▸ **Objective**
Go through the records and copy each line where the word "spent" occurs.

** start Records for processing **

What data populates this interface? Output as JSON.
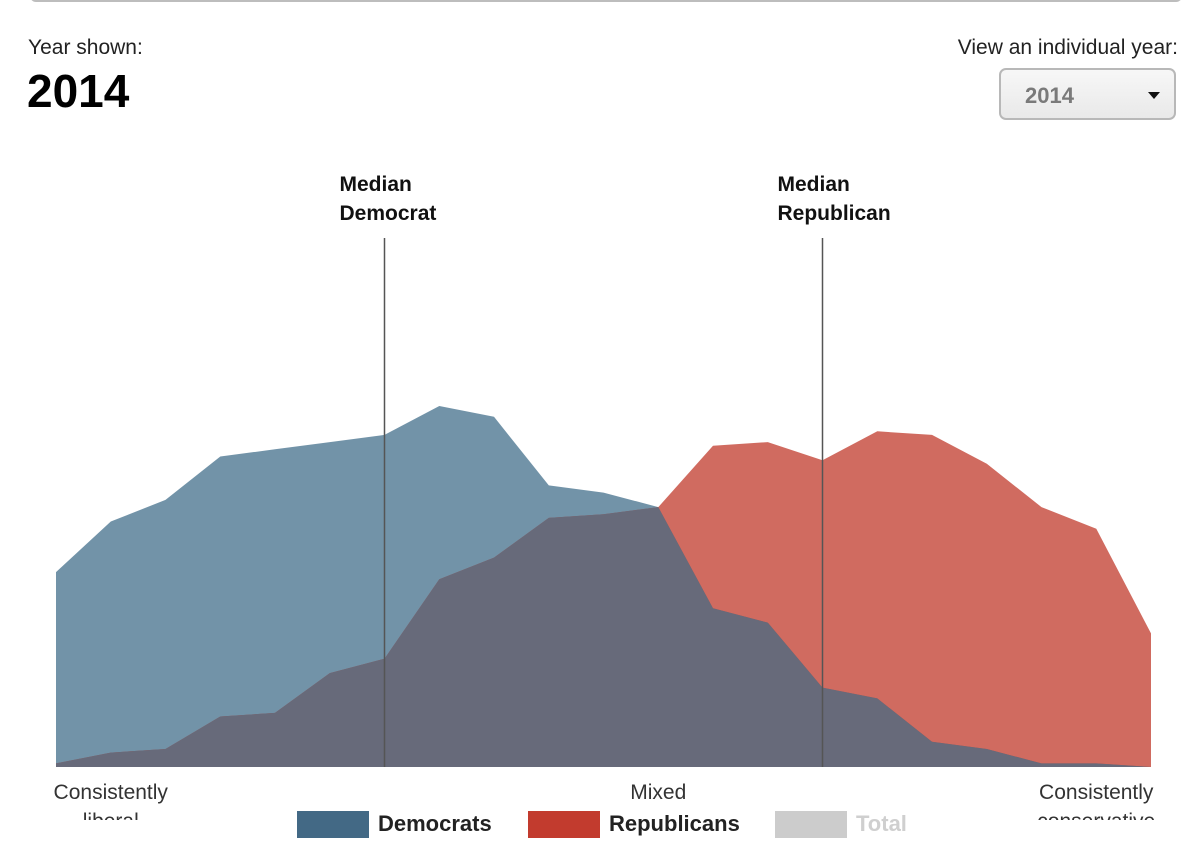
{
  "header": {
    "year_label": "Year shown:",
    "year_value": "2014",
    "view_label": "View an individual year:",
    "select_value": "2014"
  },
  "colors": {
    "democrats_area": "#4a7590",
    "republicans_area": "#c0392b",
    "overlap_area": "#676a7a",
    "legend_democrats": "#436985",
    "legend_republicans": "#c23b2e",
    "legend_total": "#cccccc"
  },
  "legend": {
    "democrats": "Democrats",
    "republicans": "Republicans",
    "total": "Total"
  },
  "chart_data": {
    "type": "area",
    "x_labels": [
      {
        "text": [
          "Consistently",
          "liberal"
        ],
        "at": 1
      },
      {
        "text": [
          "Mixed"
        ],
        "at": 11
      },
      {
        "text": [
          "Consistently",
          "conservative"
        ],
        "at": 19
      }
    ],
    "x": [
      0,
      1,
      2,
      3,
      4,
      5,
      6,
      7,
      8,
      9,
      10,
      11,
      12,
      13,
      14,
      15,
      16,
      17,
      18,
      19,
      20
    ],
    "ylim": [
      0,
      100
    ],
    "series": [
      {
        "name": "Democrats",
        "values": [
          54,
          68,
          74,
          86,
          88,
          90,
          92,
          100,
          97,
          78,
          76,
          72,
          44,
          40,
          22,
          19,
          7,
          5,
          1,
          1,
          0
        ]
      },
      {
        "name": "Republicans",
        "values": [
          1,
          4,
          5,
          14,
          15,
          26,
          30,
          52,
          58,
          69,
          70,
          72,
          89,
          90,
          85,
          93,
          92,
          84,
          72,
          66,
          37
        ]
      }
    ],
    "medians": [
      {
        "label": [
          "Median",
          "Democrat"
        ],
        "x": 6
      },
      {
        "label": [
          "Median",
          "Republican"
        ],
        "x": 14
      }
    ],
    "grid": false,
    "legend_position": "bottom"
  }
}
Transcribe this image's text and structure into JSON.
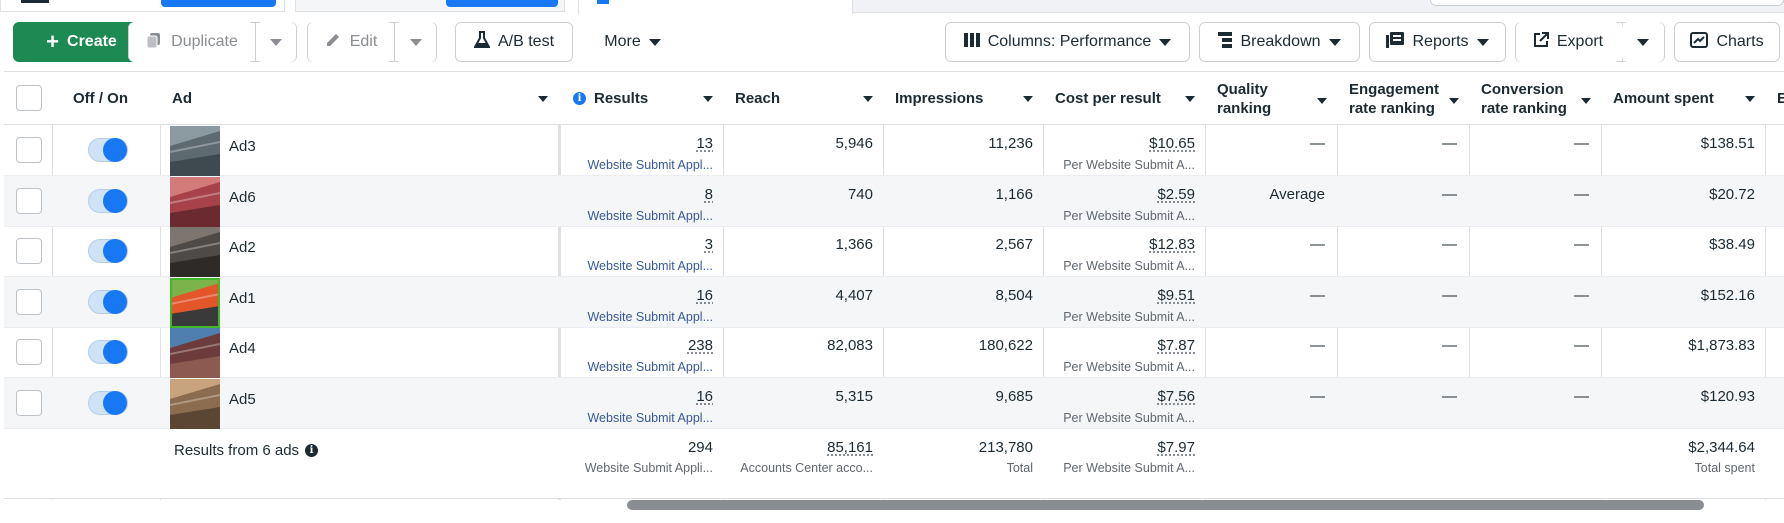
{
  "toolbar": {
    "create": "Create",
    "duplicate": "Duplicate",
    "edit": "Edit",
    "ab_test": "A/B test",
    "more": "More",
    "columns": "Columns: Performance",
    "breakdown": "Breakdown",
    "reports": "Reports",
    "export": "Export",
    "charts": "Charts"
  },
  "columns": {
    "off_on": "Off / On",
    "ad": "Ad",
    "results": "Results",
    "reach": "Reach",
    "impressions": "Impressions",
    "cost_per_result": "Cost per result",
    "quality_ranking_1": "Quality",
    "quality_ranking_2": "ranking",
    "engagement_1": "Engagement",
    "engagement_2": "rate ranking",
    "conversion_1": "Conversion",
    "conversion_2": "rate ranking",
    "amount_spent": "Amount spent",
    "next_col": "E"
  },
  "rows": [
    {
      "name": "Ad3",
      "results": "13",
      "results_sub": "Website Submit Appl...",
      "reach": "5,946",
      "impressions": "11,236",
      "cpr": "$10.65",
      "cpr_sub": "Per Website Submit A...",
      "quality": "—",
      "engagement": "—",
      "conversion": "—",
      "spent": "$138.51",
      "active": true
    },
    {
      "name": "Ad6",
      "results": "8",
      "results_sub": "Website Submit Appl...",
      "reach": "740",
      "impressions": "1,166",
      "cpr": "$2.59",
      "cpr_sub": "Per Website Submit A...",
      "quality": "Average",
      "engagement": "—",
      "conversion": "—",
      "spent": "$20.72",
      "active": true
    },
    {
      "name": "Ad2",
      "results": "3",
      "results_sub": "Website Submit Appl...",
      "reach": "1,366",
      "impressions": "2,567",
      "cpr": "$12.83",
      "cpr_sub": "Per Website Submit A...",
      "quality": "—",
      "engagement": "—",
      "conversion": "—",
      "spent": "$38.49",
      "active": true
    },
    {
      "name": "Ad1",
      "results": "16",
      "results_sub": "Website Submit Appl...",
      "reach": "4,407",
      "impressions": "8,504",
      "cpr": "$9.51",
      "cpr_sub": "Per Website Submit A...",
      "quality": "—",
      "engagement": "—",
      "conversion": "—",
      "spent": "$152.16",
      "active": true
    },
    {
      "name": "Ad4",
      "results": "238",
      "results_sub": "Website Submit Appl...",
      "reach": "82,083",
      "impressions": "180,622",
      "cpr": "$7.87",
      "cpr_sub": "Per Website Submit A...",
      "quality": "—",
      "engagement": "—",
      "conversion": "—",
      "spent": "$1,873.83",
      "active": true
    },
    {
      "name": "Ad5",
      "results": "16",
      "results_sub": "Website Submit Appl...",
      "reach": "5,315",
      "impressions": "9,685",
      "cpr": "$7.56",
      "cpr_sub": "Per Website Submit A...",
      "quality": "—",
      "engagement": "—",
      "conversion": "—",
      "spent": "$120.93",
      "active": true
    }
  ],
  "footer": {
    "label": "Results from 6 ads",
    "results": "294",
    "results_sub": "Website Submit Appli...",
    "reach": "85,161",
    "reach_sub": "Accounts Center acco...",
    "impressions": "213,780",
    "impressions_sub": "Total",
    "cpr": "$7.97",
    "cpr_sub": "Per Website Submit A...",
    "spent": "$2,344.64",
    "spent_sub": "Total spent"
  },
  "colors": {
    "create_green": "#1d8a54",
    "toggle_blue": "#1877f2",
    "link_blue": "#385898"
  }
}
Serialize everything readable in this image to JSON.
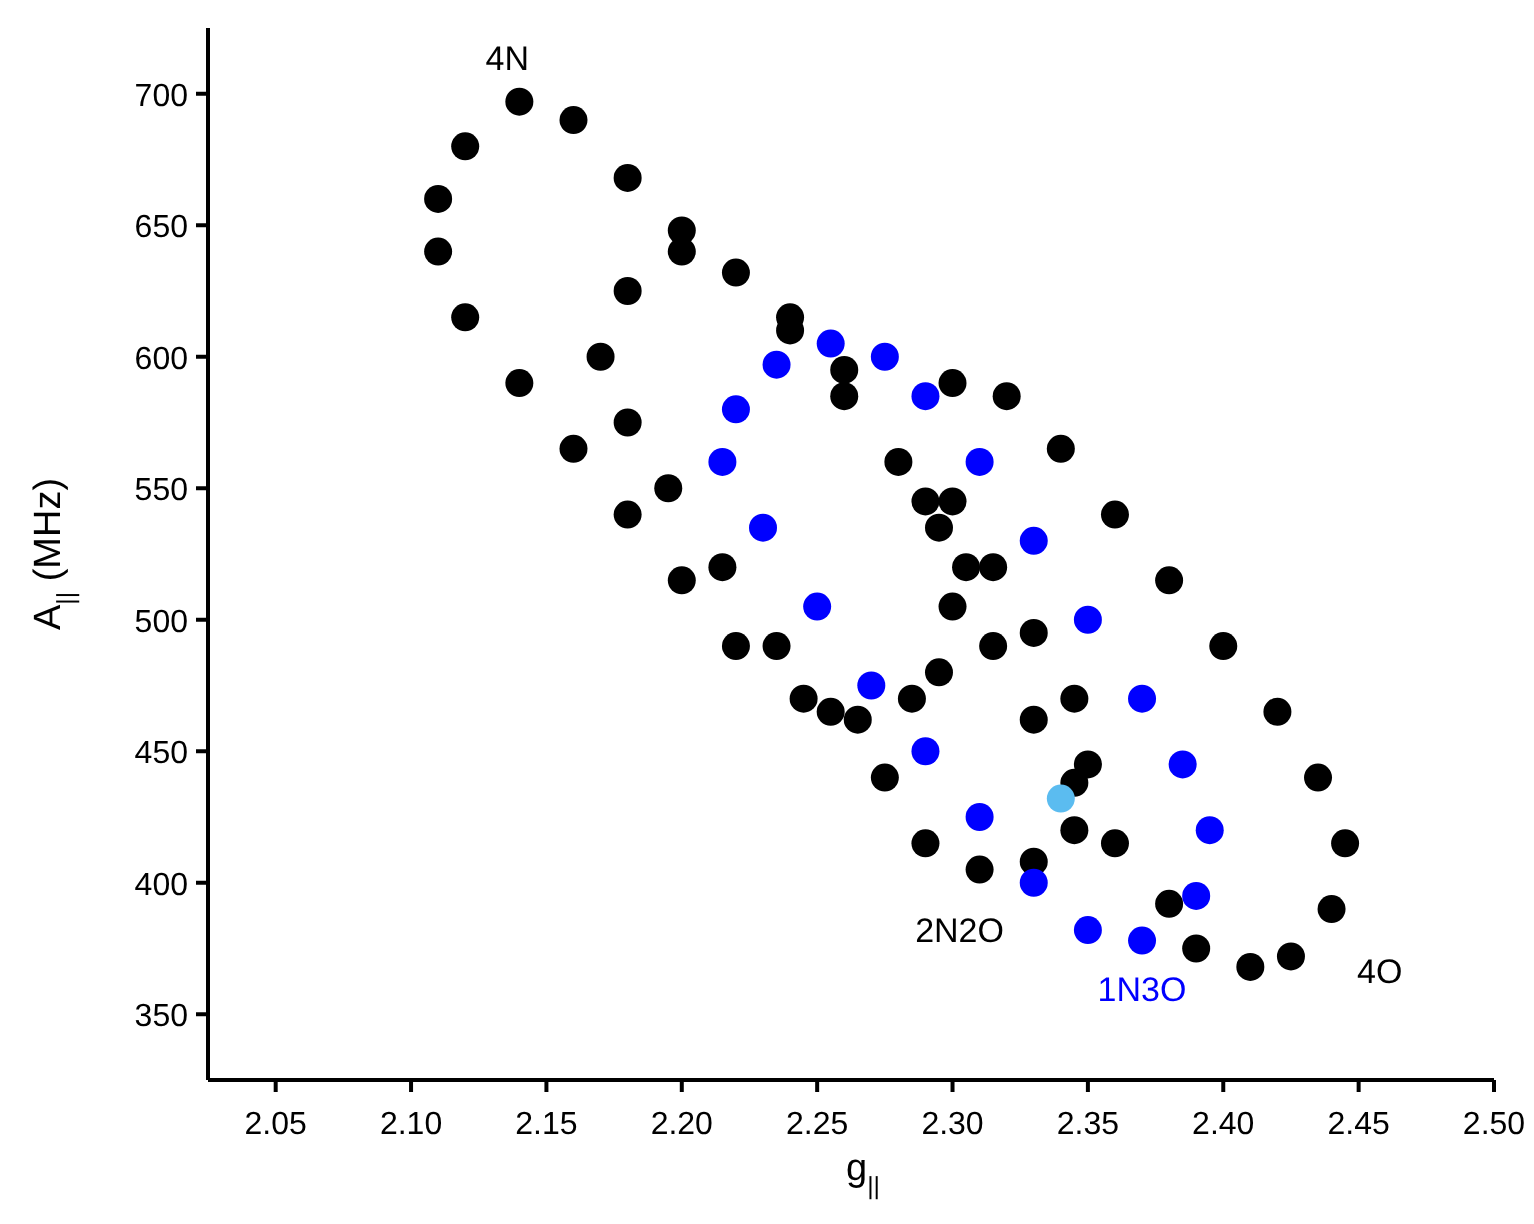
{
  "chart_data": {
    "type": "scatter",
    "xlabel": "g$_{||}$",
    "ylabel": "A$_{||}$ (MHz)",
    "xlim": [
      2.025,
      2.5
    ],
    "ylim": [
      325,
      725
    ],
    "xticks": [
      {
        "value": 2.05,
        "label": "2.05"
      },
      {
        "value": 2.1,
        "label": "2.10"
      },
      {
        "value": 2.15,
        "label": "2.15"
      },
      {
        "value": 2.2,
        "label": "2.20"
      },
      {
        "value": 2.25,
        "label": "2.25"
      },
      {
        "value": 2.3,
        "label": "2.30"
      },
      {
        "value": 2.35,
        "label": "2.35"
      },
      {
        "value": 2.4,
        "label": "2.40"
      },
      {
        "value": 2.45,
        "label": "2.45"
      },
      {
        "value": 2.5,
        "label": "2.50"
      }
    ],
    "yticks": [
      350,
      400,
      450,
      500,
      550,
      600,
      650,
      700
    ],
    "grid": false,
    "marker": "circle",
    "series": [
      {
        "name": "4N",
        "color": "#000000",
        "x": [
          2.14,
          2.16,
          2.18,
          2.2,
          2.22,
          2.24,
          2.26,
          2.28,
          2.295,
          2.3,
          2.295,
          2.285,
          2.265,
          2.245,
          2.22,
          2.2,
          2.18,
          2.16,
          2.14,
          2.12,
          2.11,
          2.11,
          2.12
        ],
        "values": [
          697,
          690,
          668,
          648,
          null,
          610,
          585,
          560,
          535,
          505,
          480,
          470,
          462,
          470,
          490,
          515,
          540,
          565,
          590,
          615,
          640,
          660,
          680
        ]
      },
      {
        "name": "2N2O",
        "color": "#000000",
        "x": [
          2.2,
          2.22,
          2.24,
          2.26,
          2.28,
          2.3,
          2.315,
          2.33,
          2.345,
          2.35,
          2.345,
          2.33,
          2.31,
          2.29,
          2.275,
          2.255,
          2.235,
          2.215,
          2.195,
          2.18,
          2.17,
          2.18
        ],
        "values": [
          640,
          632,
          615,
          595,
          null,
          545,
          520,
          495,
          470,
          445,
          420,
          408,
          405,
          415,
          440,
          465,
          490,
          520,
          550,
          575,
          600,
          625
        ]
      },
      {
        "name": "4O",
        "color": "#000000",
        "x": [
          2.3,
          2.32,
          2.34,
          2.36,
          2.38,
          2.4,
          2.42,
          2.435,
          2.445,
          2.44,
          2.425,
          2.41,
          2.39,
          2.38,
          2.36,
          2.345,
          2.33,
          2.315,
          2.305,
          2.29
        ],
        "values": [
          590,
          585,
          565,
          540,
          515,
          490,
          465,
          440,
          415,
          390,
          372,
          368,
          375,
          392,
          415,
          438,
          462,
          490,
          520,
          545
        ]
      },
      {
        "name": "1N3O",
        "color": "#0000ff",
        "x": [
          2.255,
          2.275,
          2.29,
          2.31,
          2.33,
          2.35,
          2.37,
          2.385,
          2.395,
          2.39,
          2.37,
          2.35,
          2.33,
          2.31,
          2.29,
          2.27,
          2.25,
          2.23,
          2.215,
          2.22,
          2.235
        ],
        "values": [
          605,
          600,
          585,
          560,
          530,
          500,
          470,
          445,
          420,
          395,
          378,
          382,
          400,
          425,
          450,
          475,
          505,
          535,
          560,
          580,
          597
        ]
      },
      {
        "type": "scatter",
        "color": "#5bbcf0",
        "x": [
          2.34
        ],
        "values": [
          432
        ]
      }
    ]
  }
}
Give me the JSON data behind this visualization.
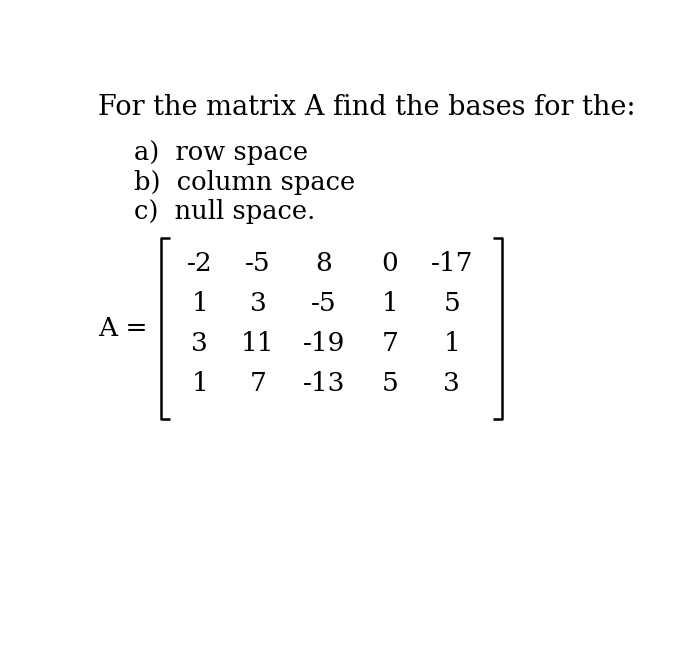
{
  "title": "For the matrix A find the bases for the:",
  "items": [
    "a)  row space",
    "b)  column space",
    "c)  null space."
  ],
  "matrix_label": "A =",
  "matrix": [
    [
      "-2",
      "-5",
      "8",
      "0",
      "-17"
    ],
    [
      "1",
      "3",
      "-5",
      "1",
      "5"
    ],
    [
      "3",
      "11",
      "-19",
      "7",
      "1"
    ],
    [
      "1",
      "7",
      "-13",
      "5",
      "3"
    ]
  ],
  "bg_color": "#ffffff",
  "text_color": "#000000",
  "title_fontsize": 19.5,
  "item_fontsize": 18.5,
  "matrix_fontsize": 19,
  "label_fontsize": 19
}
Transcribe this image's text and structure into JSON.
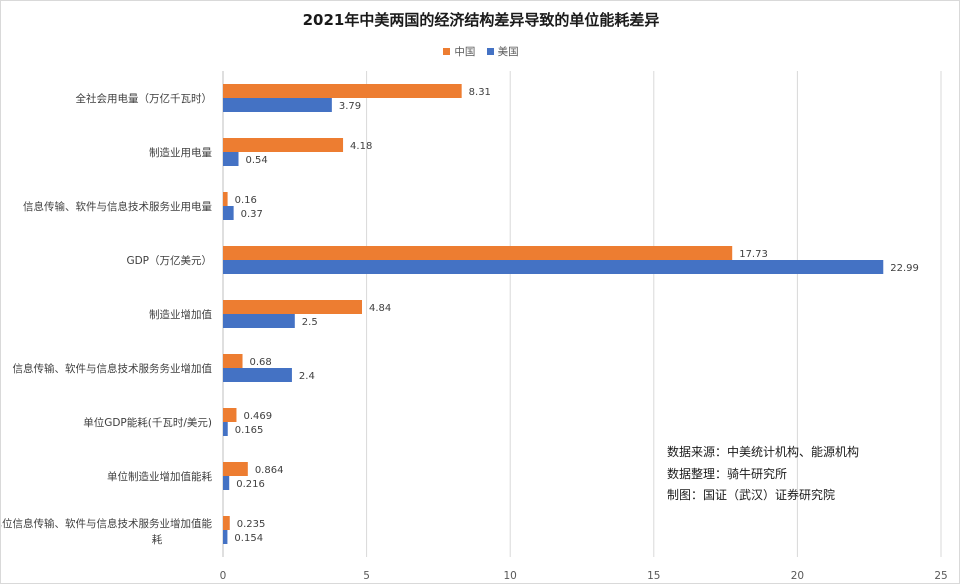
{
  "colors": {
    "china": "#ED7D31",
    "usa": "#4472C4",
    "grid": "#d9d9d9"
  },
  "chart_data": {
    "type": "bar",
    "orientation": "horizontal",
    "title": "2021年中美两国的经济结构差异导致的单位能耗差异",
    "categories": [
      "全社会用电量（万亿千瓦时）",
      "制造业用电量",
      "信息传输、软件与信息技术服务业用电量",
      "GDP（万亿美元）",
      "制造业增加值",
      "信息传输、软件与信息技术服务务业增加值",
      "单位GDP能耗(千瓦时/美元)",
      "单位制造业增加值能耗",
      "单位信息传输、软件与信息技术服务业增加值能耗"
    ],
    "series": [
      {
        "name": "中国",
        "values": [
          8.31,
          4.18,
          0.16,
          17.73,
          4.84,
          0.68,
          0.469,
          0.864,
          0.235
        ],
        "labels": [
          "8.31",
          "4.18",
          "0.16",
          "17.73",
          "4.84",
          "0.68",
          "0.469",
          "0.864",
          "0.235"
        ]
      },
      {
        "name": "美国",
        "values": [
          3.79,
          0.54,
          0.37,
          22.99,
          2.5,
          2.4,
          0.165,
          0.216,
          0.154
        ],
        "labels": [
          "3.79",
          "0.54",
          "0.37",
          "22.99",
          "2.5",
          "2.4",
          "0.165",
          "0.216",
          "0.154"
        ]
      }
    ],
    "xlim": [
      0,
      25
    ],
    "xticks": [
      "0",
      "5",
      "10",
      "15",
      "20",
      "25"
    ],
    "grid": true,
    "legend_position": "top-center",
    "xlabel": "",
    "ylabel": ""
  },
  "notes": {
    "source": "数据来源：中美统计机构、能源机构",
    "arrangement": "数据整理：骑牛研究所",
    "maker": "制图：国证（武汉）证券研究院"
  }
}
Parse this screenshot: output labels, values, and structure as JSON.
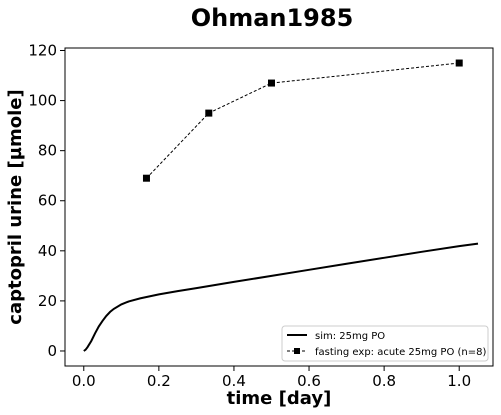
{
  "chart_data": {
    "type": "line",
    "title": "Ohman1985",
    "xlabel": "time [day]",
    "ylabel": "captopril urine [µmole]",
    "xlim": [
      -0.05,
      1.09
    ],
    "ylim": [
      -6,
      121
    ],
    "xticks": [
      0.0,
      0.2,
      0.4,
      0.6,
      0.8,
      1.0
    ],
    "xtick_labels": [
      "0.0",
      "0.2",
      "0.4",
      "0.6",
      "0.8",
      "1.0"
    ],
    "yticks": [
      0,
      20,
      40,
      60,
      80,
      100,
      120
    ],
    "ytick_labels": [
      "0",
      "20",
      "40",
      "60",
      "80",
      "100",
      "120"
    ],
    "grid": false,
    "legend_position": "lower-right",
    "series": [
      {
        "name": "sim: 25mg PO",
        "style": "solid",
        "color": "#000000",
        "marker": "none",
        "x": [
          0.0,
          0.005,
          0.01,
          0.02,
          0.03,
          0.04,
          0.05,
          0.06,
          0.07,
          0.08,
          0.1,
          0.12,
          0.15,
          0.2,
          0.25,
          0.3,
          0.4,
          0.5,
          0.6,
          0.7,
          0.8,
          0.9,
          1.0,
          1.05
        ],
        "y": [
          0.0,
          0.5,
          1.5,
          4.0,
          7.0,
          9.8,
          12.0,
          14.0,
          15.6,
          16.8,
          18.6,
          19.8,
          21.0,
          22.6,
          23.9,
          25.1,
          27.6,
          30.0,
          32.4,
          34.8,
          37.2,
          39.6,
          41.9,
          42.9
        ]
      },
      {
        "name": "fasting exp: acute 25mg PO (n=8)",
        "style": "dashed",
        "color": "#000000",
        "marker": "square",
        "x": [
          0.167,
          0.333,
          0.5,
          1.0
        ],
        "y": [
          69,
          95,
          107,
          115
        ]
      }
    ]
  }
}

** end Records for processing **

▸ **Exercise result**
    "amount_spent": "Amount spent",
      "spent": "$138.51",
      "spent": "$20.72",
      "spent": "$38.49",
      "spent": "$152.16",
      "spent": "$1,873.83",
      "spent": "$120.93",
    "spent": "$2,344.64",
    "spent_sub": "Total spent"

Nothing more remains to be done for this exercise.